— Start of SOURCE RECORDS —

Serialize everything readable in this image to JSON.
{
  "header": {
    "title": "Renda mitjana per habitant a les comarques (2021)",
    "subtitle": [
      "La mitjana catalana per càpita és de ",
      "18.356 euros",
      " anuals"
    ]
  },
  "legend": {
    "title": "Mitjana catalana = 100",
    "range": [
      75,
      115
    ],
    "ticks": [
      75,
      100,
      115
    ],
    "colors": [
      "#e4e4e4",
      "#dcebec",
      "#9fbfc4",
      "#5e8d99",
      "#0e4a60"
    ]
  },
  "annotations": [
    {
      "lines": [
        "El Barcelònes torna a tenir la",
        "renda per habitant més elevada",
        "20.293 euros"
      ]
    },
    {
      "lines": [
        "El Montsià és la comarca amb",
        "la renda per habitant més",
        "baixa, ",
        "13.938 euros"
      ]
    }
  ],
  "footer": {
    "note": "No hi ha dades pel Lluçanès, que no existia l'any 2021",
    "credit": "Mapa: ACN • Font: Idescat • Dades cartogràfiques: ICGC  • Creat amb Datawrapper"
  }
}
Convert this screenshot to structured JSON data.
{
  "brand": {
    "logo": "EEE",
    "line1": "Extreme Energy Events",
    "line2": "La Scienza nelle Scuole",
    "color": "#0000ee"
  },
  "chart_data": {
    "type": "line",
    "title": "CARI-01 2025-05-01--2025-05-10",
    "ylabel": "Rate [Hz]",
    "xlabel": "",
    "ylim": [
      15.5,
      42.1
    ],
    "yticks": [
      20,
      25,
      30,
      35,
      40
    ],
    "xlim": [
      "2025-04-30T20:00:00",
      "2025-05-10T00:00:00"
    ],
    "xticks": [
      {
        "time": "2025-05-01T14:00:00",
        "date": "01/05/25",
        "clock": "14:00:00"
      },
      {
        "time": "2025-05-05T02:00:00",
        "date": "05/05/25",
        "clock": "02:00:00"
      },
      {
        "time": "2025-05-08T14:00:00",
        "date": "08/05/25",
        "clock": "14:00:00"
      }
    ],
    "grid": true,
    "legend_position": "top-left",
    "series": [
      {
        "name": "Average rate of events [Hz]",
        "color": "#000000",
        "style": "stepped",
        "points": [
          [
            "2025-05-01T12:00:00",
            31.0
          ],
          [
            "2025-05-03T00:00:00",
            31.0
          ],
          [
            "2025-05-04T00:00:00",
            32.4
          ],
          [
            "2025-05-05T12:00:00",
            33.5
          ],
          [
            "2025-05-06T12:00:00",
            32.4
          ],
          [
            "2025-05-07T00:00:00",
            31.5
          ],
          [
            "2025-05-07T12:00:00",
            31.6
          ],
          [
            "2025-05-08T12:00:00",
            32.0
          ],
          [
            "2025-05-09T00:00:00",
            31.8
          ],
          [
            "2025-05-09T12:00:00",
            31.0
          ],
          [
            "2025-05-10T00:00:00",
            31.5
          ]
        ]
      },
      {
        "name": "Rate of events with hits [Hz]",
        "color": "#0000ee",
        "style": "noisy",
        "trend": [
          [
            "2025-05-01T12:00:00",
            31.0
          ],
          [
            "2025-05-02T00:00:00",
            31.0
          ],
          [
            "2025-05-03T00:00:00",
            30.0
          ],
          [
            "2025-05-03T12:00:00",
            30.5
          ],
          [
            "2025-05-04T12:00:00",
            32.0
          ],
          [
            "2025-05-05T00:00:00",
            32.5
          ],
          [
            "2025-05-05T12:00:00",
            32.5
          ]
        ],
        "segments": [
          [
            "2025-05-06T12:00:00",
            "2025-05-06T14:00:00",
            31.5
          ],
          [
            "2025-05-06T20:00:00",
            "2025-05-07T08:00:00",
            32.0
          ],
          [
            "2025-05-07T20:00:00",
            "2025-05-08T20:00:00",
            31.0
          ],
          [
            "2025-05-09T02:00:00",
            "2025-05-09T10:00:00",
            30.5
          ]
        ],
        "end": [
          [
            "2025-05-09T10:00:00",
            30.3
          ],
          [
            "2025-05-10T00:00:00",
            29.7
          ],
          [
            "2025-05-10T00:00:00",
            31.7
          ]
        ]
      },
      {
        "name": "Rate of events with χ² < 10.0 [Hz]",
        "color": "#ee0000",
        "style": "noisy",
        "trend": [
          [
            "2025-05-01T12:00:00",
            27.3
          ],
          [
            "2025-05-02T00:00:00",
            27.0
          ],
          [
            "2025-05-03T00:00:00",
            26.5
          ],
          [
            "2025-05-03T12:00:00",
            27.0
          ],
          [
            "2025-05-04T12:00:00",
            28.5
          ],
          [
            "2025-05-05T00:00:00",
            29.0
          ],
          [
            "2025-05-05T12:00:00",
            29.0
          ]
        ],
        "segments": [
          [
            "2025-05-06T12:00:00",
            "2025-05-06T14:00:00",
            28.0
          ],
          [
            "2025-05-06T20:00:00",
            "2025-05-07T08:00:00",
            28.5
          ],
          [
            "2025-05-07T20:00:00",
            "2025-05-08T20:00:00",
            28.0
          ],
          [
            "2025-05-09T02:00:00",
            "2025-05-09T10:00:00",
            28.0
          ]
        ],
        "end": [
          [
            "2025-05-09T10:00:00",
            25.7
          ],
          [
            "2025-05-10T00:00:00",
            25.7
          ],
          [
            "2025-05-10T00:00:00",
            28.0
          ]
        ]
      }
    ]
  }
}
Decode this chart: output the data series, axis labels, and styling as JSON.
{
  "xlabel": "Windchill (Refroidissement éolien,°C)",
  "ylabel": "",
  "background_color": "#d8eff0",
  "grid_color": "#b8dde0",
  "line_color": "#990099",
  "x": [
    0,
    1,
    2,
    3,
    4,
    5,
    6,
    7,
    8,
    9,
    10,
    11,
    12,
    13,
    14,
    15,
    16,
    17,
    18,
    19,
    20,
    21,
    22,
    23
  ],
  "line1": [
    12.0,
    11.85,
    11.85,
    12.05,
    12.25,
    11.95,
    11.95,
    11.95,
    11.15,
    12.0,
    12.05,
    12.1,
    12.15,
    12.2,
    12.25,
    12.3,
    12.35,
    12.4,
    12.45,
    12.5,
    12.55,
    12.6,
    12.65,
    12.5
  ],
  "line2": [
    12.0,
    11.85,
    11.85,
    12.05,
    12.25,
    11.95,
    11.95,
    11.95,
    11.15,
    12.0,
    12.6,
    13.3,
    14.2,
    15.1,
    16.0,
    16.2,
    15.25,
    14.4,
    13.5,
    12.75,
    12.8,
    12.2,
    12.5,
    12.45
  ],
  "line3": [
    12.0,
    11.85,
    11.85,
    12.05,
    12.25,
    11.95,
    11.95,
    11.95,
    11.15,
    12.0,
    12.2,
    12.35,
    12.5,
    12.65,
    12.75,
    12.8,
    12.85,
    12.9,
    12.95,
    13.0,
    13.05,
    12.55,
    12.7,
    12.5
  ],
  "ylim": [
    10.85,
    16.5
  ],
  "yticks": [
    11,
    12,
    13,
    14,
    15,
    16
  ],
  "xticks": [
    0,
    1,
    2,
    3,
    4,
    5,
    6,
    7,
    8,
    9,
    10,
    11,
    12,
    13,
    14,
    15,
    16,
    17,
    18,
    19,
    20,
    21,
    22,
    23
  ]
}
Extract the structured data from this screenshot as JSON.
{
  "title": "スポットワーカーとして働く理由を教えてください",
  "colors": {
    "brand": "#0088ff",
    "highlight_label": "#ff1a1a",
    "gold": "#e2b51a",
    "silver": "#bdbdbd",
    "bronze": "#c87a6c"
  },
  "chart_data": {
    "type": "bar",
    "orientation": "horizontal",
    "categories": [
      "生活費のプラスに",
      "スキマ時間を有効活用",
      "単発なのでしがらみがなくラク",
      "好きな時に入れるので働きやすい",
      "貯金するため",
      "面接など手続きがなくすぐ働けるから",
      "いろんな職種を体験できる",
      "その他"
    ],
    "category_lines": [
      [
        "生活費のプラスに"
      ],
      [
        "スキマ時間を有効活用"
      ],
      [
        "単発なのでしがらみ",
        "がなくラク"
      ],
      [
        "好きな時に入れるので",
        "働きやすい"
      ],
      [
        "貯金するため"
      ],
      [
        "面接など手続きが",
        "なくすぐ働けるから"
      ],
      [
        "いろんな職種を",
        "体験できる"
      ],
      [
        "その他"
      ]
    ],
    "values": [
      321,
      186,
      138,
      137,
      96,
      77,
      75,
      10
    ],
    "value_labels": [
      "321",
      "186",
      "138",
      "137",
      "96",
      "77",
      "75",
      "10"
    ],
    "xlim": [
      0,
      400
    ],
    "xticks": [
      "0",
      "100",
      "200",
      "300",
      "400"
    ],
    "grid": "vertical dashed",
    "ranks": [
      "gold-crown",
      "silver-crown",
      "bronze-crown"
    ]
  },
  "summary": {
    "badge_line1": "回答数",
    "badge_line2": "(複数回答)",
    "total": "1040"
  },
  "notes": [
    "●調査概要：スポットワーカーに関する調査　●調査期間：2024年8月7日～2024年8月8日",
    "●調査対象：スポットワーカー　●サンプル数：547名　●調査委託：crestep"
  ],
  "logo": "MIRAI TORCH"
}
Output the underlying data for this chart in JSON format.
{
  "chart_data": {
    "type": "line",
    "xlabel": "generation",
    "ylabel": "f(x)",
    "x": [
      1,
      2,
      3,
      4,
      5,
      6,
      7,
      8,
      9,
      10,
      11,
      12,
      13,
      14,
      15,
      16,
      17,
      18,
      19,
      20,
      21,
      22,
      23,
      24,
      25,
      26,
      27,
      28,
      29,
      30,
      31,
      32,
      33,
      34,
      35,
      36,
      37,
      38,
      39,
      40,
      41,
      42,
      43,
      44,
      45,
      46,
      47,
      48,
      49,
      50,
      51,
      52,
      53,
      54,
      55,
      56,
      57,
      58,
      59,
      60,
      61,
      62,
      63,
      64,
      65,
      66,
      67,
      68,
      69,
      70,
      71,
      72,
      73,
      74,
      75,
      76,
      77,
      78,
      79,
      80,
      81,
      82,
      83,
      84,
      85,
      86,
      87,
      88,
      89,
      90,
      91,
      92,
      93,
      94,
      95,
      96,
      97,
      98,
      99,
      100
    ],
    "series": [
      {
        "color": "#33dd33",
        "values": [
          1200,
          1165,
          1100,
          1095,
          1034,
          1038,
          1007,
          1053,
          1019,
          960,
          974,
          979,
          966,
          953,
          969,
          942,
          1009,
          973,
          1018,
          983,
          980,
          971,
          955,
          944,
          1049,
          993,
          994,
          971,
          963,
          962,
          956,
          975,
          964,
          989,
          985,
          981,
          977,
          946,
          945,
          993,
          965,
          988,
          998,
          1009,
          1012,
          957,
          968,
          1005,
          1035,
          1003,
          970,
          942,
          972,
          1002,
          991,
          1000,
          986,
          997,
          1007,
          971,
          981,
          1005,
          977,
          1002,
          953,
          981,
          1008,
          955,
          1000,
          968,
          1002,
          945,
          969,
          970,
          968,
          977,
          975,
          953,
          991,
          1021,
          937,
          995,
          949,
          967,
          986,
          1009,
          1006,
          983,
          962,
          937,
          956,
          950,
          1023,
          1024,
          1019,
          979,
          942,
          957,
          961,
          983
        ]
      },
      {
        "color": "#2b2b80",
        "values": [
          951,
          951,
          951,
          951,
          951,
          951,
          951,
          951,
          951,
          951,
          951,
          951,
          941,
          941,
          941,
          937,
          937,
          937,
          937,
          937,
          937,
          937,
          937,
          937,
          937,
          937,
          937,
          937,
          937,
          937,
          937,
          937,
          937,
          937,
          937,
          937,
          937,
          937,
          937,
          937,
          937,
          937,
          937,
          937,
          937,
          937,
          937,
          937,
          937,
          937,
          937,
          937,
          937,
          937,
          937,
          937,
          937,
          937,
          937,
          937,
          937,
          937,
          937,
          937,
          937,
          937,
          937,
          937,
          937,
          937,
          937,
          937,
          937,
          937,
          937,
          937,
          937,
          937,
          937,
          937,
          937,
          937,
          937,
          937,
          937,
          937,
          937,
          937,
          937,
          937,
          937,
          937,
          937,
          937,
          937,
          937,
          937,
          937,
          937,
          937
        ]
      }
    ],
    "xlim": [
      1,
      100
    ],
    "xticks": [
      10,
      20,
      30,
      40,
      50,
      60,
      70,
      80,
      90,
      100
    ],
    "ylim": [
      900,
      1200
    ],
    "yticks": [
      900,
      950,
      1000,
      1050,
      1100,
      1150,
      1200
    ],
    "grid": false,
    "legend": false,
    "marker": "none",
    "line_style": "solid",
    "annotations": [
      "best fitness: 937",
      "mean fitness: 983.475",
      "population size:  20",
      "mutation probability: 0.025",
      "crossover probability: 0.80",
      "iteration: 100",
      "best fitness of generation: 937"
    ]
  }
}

— End of SOURCE RECORDS —

> WHAT IS NEEDED
From the listing above, return each line with the word "screenshot".

> FINISHED TASK
Convert this screenshot to structured JSON data.
Extract the structured data from this screenshot as JSON.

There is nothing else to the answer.